Task instructions:
Each line of the material below that holds the word "relative" needs to be copied.

Data for this task:

* Start *

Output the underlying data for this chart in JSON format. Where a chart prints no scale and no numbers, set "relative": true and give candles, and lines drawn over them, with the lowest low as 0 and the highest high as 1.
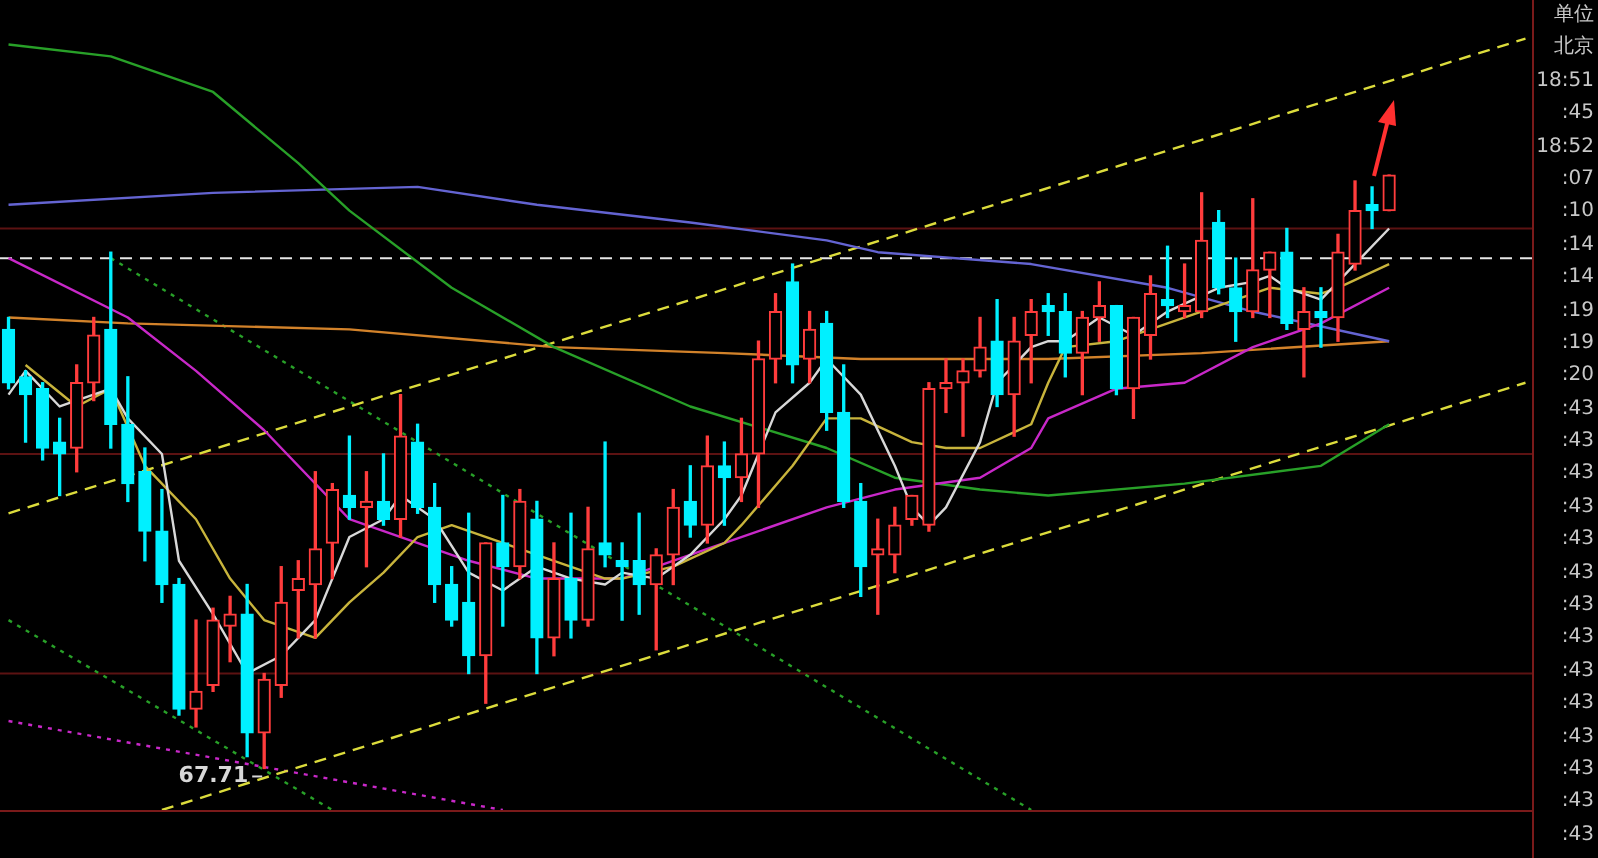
{
  "chart_data": {
    "type": "candlestick",
    "relative": true,
    "marker": "none",
    "categories": [
      null,
      null,
      null,
      null,
      null,
      null,
      null,
      null,
      null,
      null,
      null,
      null,
      null,
      null,
      null,
      null,
      null,
      null,
      null,
      null,
      null,
      null,
      null,
      null,
      null,
      null,
      null,
      null,
      null,
      null,
      null,
      null,
      null,
      null,
      null,
      null,
      null,
      null,
      null,
      null,
      null,
      null,
      null,
      null,
      null,
      null,
      null,
      null,
      null,
      null,
      null,
      null,
      null,
      null,
      null,
      null,
      null,
      null,
      null,
      null,
      null,
      null,
      null,
      null,
      null,
      null,
      null,
      null,
      null,
      null,
      null,
      null,
      null,
      null,
      null,
      null,
      null,
      null,
      null,
      null,
      null,
      null,
      null,
      null,
      null,
      null,
      null,
      null,
      null,
      null
    ],
    "ohlc": [
      [
        0.74,
        0.76,
        0.64,
        0.65
      ],
      [
        0.66,
        0.67,
        0.55,
        0.63
      ],
      [
        0.64,
        0.65,
        0.52,
        0.54
      ],
      [
        0.55,
        0.59,
        0.46,
        0.53
      ],
      [
        0.54,
        0.68,
        0.5,
        0.65
      ],
      [
        0.65,
        0.76,
        0.62,
        0.73
      ],
      [
        0.74,
        0.87,
        0.54,
        0.58
      ],
      [
        0.58,
        0.66,
        0.45,
        0.48
      ],
      [
        0.5,
        0.54,
        0.35,
        0.4
      ],
      [
        0.4,
        0.47,
        0.28,
        0.31
      ],
      [
        0.31,
        0.32,
        0.09,
        0.1
      ],
      [
        0.1,
        0.25,
        0.07,
        0.13
      ],
      [
        0.14,
        0.27,
        0.13,
        0.25
      ],
      [
        0.24,
        0.29,
        0.18,
        0.26
      ],
      [
        0.26,
        0.31,
        0.02,
        0.06
      ],
      [
        0.06,
        0.16,
        0,
        0.15
      ],
      [
        0.14,
        0.34,
        0.12,
        0.28
      ],
      [
        0.3,
        0.35,
        0.22,
        0.32
      ],
      [
        0.31,
        0.5,
        0.22,
        0.37
      ],
      [
        0.38,
        0.48,
        0.32,
        0.47
      ],
      [
        0.46,
        0.56,
        0.42,
        0.44
      ],
      [
        0.44,
        0.5,
        0.34,
        0.45
      ],
      [
        0.45,
        0.53,
        0.41,
        0.42
      ],
      [
        0.42,
        0.63,
        0.39,
        0.56
      ],
      [
        0.55,
        0.58,
        0.43,
        0.44
      ],
      [
        0.44,
        0.48,
        0.28,
        0.31
      ],
      [
        0.31,
        0.34,
        0.24,
        0.25
      ],
      [
        0.28,
        0.43,
        0.16,
        0.19
      ],
      [
        0.19,
        0.38,
        0.11,
        0.38
      ],
      [
        0.38,
        0.46,
        0.24,
        0.34
      ],
      [
        0.34,
        0.47,
        0.32,
        0.45
      ],
      [
        0.42,
        0.45,
        0.16,
        0.22
      ],
      [
        0.22,
        0.38,
        0.19,
        0.32
      ],
      [
        0.32,
        0.43,
        0.22,
        0.25
      ],
      [
        0.25,
        0.44,
        0.24,
        0.37
      ],
      [
        0.38,
        0.55,
        0.34,
        0.36
      ],
      [
        0.35,
        0.38,
        0.25,
        0.34
      ],
      [
        0.35,
        0.43,
        0.26,
        0.31
      ],
      [
        0.31,
        0.37,
        0.2,
        0.36
      ],
      [
        0.36,
        0.47,
        0.31,
        0.44
      ],
      [
        0.45,
        0.51,
        0.39,
        0.41
      ],
      [
        0.41,
        0.56,
        0.38,
        0.51
      ],
      [
        0.51,
        0.55,
        0.41,
        0.49
      ],
      [
        0.49,
        0.59,
        0.45,
        0.53
      ],
      [
        0.53,
        0.72,
        0.44,
        0.69
      ],
      [
        0.69,
        0.8,
        0.65,
        0.77
      ],
      [
        0.82,
        0.85,
        0.65,
        0.68
      ],
      [
        0.69,
        0.77,
        0.65,
        0.74
      ],
      [
        0.75,
        0.77,
        0.57,
        0.6
      ],
      [
        0.6,
        0.68,
        0.44,
        0.45
      ],
      [
        0.45,
        0.48,
        0.29,
        0.34
      ],
      [
        0.36,
        0.42,
        0.26,
        0.37
      ],
      [
        0.36,
        0.44,
        0.33,
        0.41
      ],
      [
        0.42,
        0.46,
        0.41,
        0.46
      ],
      [
        0.41,
        0.65,
        0.4,
        0.64
      ],
      [
        0.64,
        0.69,
        0.6,
        0.65
      ],
      [
        0.65,
        0.69,
        0.56,
        0.67
      ],
      [
        0.67,
        0.76,
        0.66,
        0.71
      ],
      [
        0.72,
        0.79,
        0.61,
        0.63
      ],
      [
        0.63,
        0.76,
        0.56,
        0.72
      ],
      [
        0.73,
        0.79,
        0.65,
        0.77
      ],
      [
        0.78,
        0.8,
        0.73,
        0.77
      ],
      [
        0.77,
        0.8,
        0.66,
        0.7
      ],
      [
        0.7,
        0.77,
        0.63,
        0.76
      ],
      [
        0.76,
        0.82,
        0.72,
        0.78
      ],
      [
        0.78,
        0.78,
        0.63,
        0.64
      ],
      [
        0.64,
        0.76,
        0.59,
        0.76
      ],
      [
        0.73,
        0.83,
        0.69,
        0.8
      ],
      [
        0.79,
        0.88,
        0.76,
        0.78
      ],
      [
        0.77,
        0.85,
        0.76,
        0.78
      ],
      [
        0.77,
        0.97,
        0.76,
        0.89
      ],
      [
        0.92,
        0.94,
        0.8,
        0.81
      ],
      [
        0.81,
        0.86,
        0.72,
        0.77
      ],
      [
        0.77,
        0.96,
        0.76,
        0.84
      ],
      [
        0.84,
        0.87,
        0.76,
        0.87
      ],
      [
        0.87,
        0.91,
        0.74,
        0.75
      ],
      [
        0.74,
        0.81,
        0.66,
        0.77
      ],
      [
        0.77,
        0.81,
        0.71,
        0.76
      ],
      [
        0.76,
        0.9,
        0.72,
        0.87
      ],
      [
        0.85,
        0.99,
        0.84,
        0.94
      ],
      [
        0.95,
        0.98,
        0.91,
        0.94
      ],
      [
        0.94,
        1,
        0.94,
        1
      ],
      null,
      null,
      null,
      null,
      null,
      null,
      null,
      null
    ],
    "series": [
      {
        "type": "line",
        "color": "#d8d8d8",
        "values": [
          0.63,
          0.67,
          null,
          0.61,
          null,
          null,
          0.64,
          0.59,
          null,
          0.53,
          0.35,
          null,
          0.26,
          null,
          0.16,
          null,
          0.19,
          null,
          0.25,
          null,
          0.39,
          null,
          0.42,
          0.46,
          null,
          0.42,
          null,
          0.33,
          null,
          0.3,
          null,
          0.34,
          null,
          0.32,
          null,
          0.31,
          0.33,
          null,
          0.32,
          null,
          0.36,
          null,
          0.42,
          0.46,
          null,
          0.6,
          null,
          0.65,
          0.69,
          null,
          0.63,
          null,
          0.51,
          0.44,
          0.41,
          0.44,
          null,
          0.55,
          0.65,
          null,
          0.71,
          0.72,
          0.72,
          null,
          0.76,
          null,
          0.73,
          null,
          0.77,
          null,
          null,
          0.81,
          null,
          0.82,
          0.83,
          0.81,
          null,
          0.79,
          null,
          0.85,
          null,
          0.91,
          null,
          null,
          null,
          null,
          null,
          null,
          null,
          null
        ]
      },
      {
        "type": "line",
        "color": "#c8b43c",
        "values": [
          null,
          0.68,
          null,
          null,
          0.61,
          null,
          0.64,
          null,
          0.51,
          null,
          null,
          0.42,
          null,
          0.32,
          null,
          0.25,
          null,
          null,
          0.22,
          null,
          0.28,
          null,
          0.33,
          null,
          0.39,
          null,
          0.41,
          null,
          null,
          0.38,
          null,
          null,
          0.35,
          null,
          null,
          0.32,
          0.32,
          null,
          null,
          0.34,
          null,
          null,
          0.38,
          0.41,
          null,
          null,
          0.51,
          null,
          0.59,
          null,
          0.59,
          null,
          null,
          0.55,
          null,
          0.54,
          null,
          0.54,
          null,
          null,
          0.58,
          0.65,
          0.71,
          null,
          null,
          0.72,
          null,
          null,
          0.75,
          null,
          null,
          0.78,
          null,
          null,
          0.81,
          null,
          null,
          0.8,
          0.81,
          null,
          null,
          0.85,
          null,
          null,
          null,
          null,
          null,
          null,
          null,
          null
        ]
      },
      {
        "type": "line",
        "color": "#c828c8",
        "values": [
          0.86,
          null,
          null,
          null,
          null,
          null,
          null,
          0.76,
          null,
          null,
          null,
          0.67,
          null,
          null,
          null,
          0.57,
          null,
          null,
          null,
          null,
          0.42,
          null,
          null,
          null,
          null,
          null,
          null,
          0.35,
          null,
          null,
          null,
          0.32,
          null,
          null,
          null,
          null,
          0.32,
          null,
          null,
          null,
          null,
          0.37,
          null,
          null,
          null,
          null,
          null,
          null,
          0.44,
          null,
          null,
          null,
          0.47,
          null,
          null,
          null,
          null,
          0.49,
          null,
          null,
          0.54,
          0.59,
          null,
          null,
          null,
          0.64,
          null,
          null,
          null,
          0.65,
          null,
          null,
          null,
          0.71,
          null,
          null,
          null,
          0.75,
          null,
          null,
          null,
          0.81,
          null,
          null,
          null,
          null,
          null,
          null,
          null,
          null
        ]
      },
      {
        "type": "line",
        "color": "#28a028",
        "values": [
          1.22,
          null,
          null,
          null,
          null,
          null,
          1.2,
          null,
          null,
          null,
          null,
          null,
          1.14,
          null,
          null,
          null,
          null,
          1.02,
          null,
          null,
          0.94,
          null,
          null,
          null,
          null,
          null,
          0.81,
          null,
          null,
          null,
          null,
          null,
          0.71,
          null,
          null,
          null,
          null,
          null,
          null,
          null,
          0.61,
          null,
          null,
          null,
          null,
          null,
          null,
          null,
          0.54,
          null,
          null,
          null,
          0.49,
          null,
          null,
          null,
          null,
          0.47,
          null,
          null,
          null,
          0.46,
          null,
          null,
          null,
          null,
          null,
          null,
          null,
          0.48,
          null,
          null,
          null,
          null,
          null,
          null,
          null,
          0.51,
          null,
          null,
          null,
          0.58,
          null,
          null,
          null,
          null,
          null,
          null,
          null,
          null
        ]
      },
      {
        "type": "line",
        "color": "#6464d2",
        "values": [
          0.95,
          null,
          null,
          null,
          null,
          null,
          null,
          null,
          null,
          null,
          null,
          null,
          0.97,
          null,
          null,
          null,
          null,
          null,
          null,
          null,
          null,
          null,
          null,
          null,
          0.98,
          null,
          null,
          null,
          null,
          null,
          null,
          0.95,
          null,
          null,
          null,
          null,
          null,
          null,
          null,
          null,
          0.92,
          null,
          null,
          null,
          null,
          null,
          null,
          null,
          0.89,
          null,
          null,
          0.87,
          null,
          null,
          null,
          null,
          null,
          null,
          null,
          null,
          0.85,
          null,
          null,
          null,
          null,
          null,
          null,
          null,
          0.81,
          null,
          null,
          null,
          null,
          0.77,
          null,
          null,
          null,
          null,
          null,
          null,
          null,
          0.72,
          null,
          null,
          null,
          null,
          null,
          null,
          null,
          null
        ]
      },
      {
        "type": "line",
        "color": "#d2822a",
        "values": [
          0.76,
          null,
          null,
          null,
          null,
          null,
          null,
          0.75,
          null,
          null,
          null,
          null,
          null,
          null,
          null,
          null,
          null,
          null,
          null,
          null,
          0.74,
          null,
          null,
          null,
          null,
          null,
          null,
          null,
          null,
          null,
          null,
          null,
          0.71,
          null,
          null,
          null,
          null,
          null,
          null,
          null,
          null,
          null,
          0.7,
          null,
          null,
          null,
          null,
          null,
          null,
          null,
          0.69,
          null,
          null,
          null,
          null,
          null,
          null,
          null,
          null,
          null,
          null,
          0.69,
          null,
          null,
          null,
          null,
          null,
          null,
          null,
          null,
          0.7,
          null,
          null,
          null,
          null,
          null,
          null,
          null,
          null,
          null,
          null,
          0.72,
          null,
          null,
          null,
          null,
          null,
          null,
          null,
          null
        ]
      },
      {
        "type": "line",
        "color": "#dcdc3c",
        "line_style": "dashed",
        "values": [
          0.43,
          null,
          null,
          null,
          null,
          null,
          null,
          null,
          null,
          null,
          null,
          null,
          null,
          null,
          null,
          null,
          null,
          null,
          null,
          null,
          null,
          null,
          null,
          null,
          null,
          null,
          null,
          null,
          null,
          null,
          null,
          null,
          null,
          null,
          null,
          null,
          null,
          null,
          null,
          null,
          null,
          null,
          null,
          null,
          null,
          null,
          null,
          null,
          null,
          null,
          null,
          null,
          null,
          null,
          null,
          null,
          null,
          null,
          null,
          null,
          null,
          null,
          null,
          null,
          null,
          null,
          null,
          null,
          null,
          null,
          null,
          null,
          null,
          null,
          null,
          null,
          null,
          null,
          null,
          null,
          null,
          null,
          null,
          null,
          null,
          null,
          null,
          null,
          null,
          1.23
        ]
      },
      {
        "type": "line",
        "color": "#dcdc3c",
        "line_style": "dashed",
        "values": [
          null,
          null,
          null,
          null,
          null,
          null,
          null,
          null,
          null,
          -0.07,
          null,
          null,
          null,
          null,
          null,
          null,
          null,
          null,
          null,
          null,
          null,
          null,
          null,
          null,
          null,
          null,
          null,
          null,
          null,
          null,
          null,
          null,
          null,
          null,
          null,
          null,
          null,
          null,
          null,
          null,
          null,
          null,
          null,
          null,
          null,
          null,
          null,
          null,
          null,
          null,
          null,
          null,
          null,
          null,
          null,
          null,
          null,
          null,
          null,
          null,
          null,
          null,
          null,
          null,
          null,
          null,
          null,
          null,
          null,
          null,
          null,
          null,
          null,
          null,
          null,
          null,
          null,
          null,
          null,
          null,
          null,
          null,
          null,
          null,
          null,
          null,
          null,
          null,
          null,
          0.65
        ]
      },
      {
        "type": "line",
        "color": "#28a028",
        "line_style": "dotted",
        "values": [
          null,
          null,
          null,
          null,
          null,
          null,
          0.86,
          null,
          null,
          null,
          null,
          null,
          null,
          null,
          null,
          null,
          null,
          null,
          null,
          null,
          null,
          null,
          null,
          null,
          null,
          null,
          null,
          null,
          null,
          null,
          null,
          null,
          null,
          null,
          null,
          null,
          null,
          null,
          null,
          null,
          null,
          null,
          null,
          null,
          null,
          null,
          null,
          null,
          null,
          null,
          null,
          null,
          null,
          null,
          null,
          null,
          null,
          null,
          null,
          null,
          -0.07,
          null,
          null,
          null,
          null,
          null,
          null,
          null,
          null,
          null,
          null,
          null,
          null,
          null,
          null,
          null,
          null,
          null,
          null,
          null,
          null,
          null,
          null,
          null,
          null,
          null,
          null,
          null,
          null,
          null
        ]
      },
      {
        "type": "line",
        "color": "#28a028",
        "line_style": "dotted",
        "values": [
          0.25,
          null,
          null,
          null,
          null,
          null,
          null,
          null,
          null,
          null,
          null,
          null,
          null,
          null,
          null,
          null,
          null,
          null,
          null,
          -0.07,
          null,
          null,
          null,
          null,
          null,
          null,
          null,
          null,
          null,
          null,
          null,
          null,
          null,
          null,
          null,
          null,
          null,
          null,
          null,
          null,
          null,
          null,
          null,
          null,
          null,
          null,
          null,
          null,
          null,
          null,
          null,
          null,
          null,
          null,
          null,
          null,
          null,
          null,
          null,
          null,
          null,
          null,
          null,
          null,
          null,
          null,
          null,
          null,
          null,
          null,
          null,
          null,
          null,
          null,
          null,
          null,
          null,
          null,
          null,
          null,
          null,
          null,
          null,
          null,
          null,
          null,
          null,
          null,
          null,
          null
        ]
      },
      {
        "type": "line",
        "color": "#c828c8",
        "line_style": "dotted",
        "values": [
          0.08,
          null,
          null,
          null,
          null,
          null,
          null,
          null,
          null,
          null,
          null,
          null,
          null,
          null,
          null,
          null,
          null,
          null,
          null,
          null,
          null,
          null,
          null,
          null,
          null,
          null,
          null,
          null,
          null,
          -0.07,
          null,
          null,
          null,
          null,
          null,
          null,
          null,
          null,
          null,
          null,
          null,
          null,
          null,
          null,
          null,
          null,
          null,
          null,
          null,
          null,
          null,
          null,
          null,
          null,
          null,
          null,
          null,
          null,
          null,
          null,
          null,
          null,
          null,
          null,
          null,
          null,
          null,
          null,
          null,
          null,
          null,
          null,
          null,
          null,
          null,
          null,
          null,
          null,
          null,
          null,
          null,
          null,
          null,
          null,
          null,
          null,
          null,
          null,
          null,
          null
        ]
      }
    ],
    "ref_lines": [
      {
        "axis": "y",
        "value": 0.86,
        "color": "#e6e6e6",
        "line_style": "dashed"
      },
      {
        "axis": "y",
        "value": 0.91,
        "color": "#5c1212"
      },
      {
        "axis": "y",
        "value": 0.53,
        "color": "#5c1212"
      },
      {
        "axis": "y",
        "value": 0.16,
        "color": "#5c1212"
      }
    ],
    "annotations": [
      "67.71",
      "单位",
      "北京",
      "18:51",
      ":45",
      "18:52",
      ":07",
      ":10",
      ":14",
      ":14",
      ":19",
      ":19",
      ":20",
      ":43",
      ":43",
      ":43",
      ":43",
      ":43",
      ":43",
      ":43",
      ":43",
      ":43",
      ":43",
      ":43",
      ":43",
      ":43",
      ":43"
    ]
  }
}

* End *

Result of this exercise:
Output the underlying data for this chart in JSON format. Where a chart prints no scale and no numbers, set "relative": true and give candles, and lines drawn over them, with the lowest low as 0 and the highest high as 1.
    "relative": true,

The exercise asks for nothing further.